• _Stated task_
How many of the lines below contain "height"? Answer with that number alone.

════

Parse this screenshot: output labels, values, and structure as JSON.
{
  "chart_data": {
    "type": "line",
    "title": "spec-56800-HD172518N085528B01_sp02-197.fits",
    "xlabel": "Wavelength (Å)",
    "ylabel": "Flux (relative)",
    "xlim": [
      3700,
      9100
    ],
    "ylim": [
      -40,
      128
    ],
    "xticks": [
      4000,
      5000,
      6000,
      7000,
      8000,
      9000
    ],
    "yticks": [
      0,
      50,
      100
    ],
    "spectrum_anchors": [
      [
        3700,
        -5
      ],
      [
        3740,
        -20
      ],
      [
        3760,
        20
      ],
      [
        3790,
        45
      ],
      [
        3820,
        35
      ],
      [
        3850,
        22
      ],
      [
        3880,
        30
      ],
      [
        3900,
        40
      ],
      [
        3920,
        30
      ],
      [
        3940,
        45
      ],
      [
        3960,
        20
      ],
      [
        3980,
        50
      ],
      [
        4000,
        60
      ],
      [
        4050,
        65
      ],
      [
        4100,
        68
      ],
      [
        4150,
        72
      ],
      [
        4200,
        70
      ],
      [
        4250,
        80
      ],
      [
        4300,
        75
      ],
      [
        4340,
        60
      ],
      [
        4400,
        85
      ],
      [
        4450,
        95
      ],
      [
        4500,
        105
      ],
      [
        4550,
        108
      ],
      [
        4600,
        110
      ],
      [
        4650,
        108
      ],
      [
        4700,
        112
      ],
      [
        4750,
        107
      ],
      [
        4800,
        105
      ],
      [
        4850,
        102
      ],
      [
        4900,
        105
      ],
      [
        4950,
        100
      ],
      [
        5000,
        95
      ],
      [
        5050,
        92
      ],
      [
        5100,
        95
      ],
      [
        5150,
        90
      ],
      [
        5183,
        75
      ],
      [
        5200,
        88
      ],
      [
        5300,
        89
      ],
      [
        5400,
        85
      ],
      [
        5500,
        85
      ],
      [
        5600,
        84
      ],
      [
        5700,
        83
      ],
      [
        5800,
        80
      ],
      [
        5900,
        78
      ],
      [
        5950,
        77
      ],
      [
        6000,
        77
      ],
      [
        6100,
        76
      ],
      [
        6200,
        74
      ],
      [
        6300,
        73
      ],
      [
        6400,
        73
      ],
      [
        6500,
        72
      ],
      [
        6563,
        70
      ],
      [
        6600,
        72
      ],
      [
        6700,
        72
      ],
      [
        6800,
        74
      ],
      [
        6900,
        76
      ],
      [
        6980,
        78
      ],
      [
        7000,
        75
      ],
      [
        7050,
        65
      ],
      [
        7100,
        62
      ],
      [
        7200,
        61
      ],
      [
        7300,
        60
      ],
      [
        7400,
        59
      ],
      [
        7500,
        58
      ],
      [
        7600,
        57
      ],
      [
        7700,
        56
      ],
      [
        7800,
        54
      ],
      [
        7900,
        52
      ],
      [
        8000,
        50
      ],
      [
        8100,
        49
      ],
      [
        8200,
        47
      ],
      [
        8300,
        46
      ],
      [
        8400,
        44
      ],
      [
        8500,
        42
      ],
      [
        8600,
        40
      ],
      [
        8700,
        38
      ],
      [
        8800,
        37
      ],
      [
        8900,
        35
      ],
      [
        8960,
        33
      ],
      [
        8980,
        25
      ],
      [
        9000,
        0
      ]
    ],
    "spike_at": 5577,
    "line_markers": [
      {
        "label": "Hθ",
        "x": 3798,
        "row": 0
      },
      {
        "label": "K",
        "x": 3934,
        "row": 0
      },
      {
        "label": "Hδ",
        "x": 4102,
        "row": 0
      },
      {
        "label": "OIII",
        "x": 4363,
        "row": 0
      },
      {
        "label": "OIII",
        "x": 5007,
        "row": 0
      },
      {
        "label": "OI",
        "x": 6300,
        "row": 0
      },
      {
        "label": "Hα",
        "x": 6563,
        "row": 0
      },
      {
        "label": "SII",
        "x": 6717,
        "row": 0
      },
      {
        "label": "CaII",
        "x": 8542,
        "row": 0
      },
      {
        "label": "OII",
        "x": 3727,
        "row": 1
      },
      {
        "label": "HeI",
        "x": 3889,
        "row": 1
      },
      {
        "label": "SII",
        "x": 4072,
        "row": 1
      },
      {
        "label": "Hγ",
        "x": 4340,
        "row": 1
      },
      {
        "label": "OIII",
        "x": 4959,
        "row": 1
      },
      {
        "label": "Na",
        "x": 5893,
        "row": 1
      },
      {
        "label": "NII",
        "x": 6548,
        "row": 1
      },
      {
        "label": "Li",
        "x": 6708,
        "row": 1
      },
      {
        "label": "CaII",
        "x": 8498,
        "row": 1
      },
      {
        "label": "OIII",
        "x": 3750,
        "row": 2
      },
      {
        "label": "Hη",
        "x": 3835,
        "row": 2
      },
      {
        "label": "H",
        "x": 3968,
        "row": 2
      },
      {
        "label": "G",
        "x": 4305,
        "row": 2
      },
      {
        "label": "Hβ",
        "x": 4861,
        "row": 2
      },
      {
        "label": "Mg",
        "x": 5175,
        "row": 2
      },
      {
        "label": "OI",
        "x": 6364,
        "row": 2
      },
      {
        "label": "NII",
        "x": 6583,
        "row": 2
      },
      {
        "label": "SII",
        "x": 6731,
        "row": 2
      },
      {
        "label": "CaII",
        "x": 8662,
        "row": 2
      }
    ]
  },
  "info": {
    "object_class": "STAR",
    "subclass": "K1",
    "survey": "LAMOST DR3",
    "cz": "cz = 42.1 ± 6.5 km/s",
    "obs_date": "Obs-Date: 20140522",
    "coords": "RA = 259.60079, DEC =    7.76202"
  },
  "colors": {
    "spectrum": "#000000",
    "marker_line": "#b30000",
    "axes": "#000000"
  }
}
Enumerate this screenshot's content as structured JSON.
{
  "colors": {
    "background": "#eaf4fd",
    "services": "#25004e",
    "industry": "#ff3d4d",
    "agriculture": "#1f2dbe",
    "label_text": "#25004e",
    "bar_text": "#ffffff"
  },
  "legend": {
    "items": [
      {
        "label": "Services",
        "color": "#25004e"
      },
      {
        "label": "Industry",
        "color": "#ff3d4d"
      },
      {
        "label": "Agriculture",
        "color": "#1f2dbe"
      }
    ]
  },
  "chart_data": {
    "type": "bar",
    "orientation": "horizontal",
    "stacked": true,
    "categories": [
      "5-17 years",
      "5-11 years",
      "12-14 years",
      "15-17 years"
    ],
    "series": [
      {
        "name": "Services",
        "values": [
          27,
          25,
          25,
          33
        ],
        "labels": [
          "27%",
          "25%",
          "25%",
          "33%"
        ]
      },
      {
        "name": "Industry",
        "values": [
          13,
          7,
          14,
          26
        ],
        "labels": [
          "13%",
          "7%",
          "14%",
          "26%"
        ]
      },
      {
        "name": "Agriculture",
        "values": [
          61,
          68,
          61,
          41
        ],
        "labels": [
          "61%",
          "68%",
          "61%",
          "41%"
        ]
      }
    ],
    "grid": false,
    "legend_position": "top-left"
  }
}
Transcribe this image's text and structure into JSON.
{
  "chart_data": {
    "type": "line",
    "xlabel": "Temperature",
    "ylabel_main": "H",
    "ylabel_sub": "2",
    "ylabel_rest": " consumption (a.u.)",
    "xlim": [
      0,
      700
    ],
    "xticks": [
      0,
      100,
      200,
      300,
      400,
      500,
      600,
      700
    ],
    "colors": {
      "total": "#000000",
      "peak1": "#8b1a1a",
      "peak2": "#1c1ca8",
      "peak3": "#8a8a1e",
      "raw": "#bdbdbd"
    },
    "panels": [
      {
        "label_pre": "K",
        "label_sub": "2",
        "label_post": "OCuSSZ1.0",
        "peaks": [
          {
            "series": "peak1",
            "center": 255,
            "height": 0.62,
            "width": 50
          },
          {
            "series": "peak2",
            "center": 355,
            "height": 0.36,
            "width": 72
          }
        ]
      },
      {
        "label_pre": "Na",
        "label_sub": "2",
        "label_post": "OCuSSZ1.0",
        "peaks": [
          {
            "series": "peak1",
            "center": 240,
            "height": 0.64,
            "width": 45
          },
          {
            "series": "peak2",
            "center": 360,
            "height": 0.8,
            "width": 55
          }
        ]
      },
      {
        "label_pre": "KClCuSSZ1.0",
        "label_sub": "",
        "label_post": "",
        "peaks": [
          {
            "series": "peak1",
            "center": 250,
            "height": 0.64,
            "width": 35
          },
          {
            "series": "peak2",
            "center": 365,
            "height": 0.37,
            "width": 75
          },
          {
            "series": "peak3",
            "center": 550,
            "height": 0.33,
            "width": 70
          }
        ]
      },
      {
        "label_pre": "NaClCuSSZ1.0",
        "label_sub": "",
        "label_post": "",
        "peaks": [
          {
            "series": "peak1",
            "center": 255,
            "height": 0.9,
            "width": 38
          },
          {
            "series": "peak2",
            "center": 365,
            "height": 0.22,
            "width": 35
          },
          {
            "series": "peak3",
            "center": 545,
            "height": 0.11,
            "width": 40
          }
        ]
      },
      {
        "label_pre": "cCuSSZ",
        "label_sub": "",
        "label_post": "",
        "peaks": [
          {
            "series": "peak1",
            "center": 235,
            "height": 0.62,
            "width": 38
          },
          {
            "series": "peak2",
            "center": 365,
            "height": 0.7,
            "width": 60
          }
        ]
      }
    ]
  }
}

════

• _Exercise result_
12